» **Problem requirements**: Check each line of the records below and collect those that include the word "Techniques".
------
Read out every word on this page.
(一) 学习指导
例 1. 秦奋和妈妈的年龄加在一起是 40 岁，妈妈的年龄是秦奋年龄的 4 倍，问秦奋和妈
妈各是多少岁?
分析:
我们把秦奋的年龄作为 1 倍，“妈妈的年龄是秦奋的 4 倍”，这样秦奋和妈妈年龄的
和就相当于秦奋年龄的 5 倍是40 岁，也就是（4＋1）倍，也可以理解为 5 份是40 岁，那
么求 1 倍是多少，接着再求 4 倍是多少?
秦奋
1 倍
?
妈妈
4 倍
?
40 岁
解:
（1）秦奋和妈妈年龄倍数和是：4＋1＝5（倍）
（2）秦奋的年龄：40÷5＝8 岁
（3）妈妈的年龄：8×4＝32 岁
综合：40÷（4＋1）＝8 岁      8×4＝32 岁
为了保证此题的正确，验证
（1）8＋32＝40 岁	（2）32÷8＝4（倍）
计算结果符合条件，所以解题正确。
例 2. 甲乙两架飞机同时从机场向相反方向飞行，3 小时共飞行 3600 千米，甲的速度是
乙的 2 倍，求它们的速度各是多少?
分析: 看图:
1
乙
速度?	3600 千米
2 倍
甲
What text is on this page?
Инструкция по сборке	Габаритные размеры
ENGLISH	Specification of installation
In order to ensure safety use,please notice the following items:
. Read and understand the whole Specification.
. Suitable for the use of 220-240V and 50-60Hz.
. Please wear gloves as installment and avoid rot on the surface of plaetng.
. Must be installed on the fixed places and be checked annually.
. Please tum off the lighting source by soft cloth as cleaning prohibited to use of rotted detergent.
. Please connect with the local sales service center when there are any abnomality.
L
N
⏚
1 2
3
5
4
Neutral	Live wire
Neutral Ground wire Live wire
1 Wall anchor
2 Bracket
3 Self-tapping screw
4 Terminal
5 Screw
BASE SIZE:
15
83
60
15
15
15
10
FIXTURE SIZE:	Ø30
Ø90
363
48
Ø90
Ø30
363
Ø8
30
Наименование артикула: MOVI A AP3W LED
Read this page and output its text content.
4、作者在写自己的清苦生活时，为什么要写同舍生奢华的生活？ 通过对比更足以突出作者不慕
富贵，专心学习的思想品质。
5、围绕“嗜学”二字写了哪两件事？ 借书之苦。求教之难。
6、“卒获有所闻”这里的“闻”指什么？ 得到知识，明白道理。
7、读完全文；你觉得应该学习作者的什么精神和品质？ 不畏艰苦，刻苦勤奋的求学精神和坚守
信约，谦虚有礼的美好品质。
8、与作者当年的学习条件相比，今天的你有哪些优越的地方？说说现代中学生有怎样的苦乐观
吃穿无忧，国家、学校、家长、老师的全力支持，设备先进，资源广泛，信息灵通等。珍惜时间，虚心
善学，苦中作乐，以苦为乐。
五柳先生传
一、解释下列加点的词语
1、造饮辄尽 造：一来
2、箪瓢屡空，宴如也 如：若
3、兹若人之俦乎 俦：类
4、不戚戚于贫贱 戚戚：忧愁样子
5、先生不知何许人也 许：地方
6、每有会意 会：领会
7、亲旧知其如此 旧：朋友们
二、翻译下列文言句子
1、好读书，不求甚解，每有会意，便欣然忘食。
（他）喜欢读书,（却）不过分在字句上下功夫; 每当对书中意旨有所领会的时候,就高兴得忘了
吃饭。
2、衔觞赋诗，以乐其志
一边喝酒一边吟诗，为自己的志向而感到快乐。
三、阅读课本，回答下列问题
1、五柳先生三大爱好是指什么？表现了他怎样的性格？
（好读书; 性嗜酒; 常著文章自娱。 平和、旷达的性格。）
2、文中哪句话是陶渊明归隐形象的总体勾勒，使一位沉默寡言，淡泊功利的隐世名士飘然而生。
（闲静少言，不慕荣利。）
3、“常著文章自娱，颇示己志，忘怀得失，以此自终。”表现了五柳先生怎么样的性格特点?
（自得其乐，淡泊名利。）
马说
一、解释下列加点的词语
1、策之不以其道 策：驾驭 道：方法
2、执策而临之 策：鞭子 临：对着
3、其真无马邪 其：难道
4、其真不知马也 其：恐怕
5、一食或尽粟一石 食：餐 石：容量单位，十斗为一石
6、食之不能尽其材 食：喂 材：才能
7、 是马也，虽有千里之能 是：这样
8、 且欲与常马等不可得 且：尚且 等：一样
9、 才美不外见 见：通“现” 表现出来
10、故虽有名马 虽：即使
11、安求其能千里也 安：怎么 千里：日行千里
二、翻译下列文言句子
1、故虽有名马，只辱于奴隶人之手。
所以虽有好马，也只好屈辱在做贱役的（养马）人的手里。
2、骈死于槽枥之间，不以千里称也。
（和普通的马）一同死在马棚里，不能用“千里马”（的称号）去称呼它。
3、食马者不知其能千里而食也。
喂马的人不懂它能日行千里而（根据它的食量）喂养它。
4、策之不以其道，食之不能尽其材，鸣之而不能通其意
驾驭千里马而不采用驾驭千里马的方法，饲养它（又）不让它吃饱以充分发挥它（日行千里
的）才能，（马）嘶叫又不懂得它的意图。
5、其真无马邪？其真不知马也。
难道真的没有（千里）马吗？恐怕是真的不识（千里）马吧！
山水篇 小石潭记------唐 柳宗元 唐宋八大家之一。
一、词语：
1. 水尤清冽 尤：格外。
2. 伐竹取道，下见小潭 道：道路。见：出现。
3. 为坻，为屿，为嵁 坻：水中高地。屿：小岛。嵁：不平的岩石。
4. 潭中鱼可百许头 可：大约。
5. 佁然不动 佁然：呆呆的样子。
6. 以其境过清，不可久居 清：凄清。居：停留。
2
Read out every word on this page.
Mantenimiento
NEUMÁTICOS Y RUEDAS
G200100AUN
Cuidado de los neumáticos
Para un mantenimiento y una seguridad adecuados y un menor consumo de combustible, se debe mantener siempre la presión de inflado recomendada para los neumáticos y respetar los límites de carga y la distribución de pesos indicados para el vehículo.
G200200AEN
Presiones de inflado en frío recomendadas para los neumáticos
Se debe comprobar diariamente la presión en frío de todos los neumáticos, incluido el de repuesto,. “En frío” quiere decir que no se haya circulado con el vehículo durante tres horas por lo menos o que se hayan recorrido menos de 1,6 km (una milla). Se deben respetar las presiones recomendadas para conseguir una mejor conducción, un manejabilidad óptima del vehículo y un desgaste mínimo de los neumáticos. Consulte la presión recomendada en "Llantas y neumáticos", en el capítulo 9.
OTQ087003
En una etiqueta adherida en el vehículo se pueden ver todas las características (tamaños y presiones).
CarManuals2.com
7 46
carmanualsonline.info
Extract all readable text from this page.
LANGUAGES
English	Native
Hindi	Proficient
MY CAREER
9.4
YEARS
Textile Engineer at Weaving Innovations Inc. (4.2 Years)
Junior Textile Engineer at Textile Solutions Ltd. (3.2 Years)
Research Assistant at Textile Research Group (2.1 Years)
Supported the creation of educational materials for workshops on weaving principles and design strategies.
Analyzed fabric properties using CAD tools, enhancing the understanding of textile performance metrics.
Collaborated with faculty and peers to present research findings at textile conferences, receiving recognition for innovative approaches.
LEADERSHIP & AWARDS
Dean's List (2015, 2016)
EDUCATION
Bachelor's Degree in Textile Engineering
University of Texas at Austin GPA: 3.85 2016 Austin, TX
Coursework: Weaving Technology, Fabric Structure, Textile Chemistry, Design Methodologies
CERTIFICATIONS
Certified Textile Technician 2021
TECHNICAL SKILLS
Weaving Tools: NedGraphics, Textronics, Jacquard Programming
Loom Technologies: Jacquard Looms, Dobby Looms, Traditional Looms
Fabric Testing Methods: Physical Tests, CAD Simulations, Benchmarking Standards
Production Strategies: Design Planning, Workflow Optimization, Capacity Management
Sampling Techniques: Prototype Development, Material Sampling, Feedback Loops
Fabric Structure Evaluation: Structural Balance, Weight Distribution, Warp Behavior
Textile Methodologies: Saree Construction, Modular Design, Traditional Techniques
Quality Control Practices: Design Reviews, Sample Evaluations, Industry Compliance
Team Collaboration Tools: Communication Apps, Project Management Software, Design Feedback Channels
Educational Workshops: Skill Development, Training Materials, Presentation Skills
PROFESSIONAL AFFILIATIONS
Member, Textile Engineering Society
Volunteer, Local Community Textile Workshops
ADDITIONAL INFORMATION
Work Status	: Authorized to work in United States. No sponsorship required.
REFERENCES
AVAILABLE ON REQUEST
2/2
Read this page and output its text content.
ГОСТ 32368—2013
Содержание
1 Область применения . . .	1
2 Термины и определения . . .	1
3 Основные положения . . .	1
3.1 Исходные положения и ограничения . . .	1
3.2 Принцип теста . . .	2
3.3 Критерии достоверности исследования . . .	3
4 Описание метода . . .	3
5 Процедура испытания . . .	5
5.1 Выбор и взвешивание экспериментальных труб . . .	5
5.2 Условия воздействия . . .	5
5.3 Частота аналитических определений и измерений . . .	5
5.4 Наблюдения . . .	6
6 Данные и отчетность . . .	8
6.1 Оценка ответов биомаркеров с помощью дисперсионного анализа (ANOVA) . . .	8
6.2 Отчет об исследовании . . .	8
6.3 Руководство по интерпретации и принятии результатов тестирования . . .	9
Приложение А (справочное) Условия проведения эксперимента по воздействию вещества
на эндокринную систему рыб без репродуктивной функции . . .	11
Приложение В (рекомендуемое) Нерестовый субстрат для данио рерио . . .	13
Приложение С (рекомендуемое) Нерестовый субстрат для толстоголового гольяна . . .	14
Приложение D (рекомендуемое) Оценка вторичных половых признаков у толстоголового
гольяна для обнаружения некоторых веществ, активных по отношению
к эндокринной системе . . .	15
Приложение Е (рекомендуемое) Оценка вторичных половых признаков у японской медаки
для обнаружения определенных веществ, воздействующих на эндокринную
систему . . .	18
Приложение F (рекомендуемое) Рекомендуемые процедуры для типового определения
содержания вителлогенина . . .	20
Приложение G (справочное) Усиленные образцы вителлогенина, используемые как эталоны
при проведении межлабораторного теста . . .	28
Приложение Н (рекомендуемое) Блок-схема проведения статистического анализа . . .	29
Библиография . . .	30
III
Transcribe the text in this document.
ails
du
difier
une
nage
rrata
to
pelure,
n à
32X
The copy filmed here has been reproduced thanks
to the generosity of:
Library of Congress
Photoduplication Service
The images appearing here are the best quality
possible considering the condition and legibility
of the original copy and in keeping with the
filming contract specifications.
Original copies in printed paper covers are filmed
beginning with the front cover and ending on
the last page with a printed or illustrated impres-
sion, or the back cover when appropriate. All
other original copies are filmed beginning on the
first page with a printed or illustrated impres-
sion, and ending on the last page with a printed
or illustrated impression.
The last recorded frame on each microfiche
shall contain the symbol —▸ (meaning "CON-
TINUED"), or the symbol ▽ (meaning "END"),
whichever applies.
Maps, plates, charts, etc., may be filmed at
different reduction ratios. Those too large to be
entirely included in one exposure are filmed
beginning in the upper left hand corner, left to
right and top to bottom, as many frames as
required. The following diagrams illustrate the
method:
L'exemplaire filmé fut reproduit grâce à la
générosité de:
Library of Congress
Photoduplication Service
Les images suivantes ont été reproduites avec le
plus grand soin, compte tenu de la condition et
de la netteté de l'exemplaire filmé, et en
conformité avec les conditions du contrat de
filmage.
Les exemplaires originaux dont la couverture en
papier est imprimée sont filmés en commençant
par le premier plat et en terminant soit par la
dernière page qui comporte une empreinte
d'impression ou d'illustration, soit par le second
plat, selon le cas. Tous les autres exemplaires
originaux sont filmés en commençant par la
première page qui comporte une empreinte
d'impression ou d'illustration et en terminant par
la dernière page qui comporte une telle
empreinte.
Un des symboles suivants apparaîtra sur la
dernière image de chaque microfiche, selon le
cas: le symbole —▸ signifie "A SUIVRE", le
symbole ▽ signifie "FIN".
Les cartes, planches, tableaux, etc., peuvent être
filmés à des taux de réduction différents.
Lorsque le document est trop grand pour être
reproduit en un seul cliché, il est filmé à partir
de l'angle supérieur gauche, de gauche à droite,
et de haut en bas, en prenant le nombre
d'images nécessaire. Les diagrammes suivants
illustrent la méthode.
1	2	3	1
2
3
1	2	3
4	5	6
------
» **Exercise output**:
Sampling Techniques: Prototype Development, Material Sampling, Feedback Loops
Textile Methodologies: Saree Construction, Modular Design, Traditional Techniques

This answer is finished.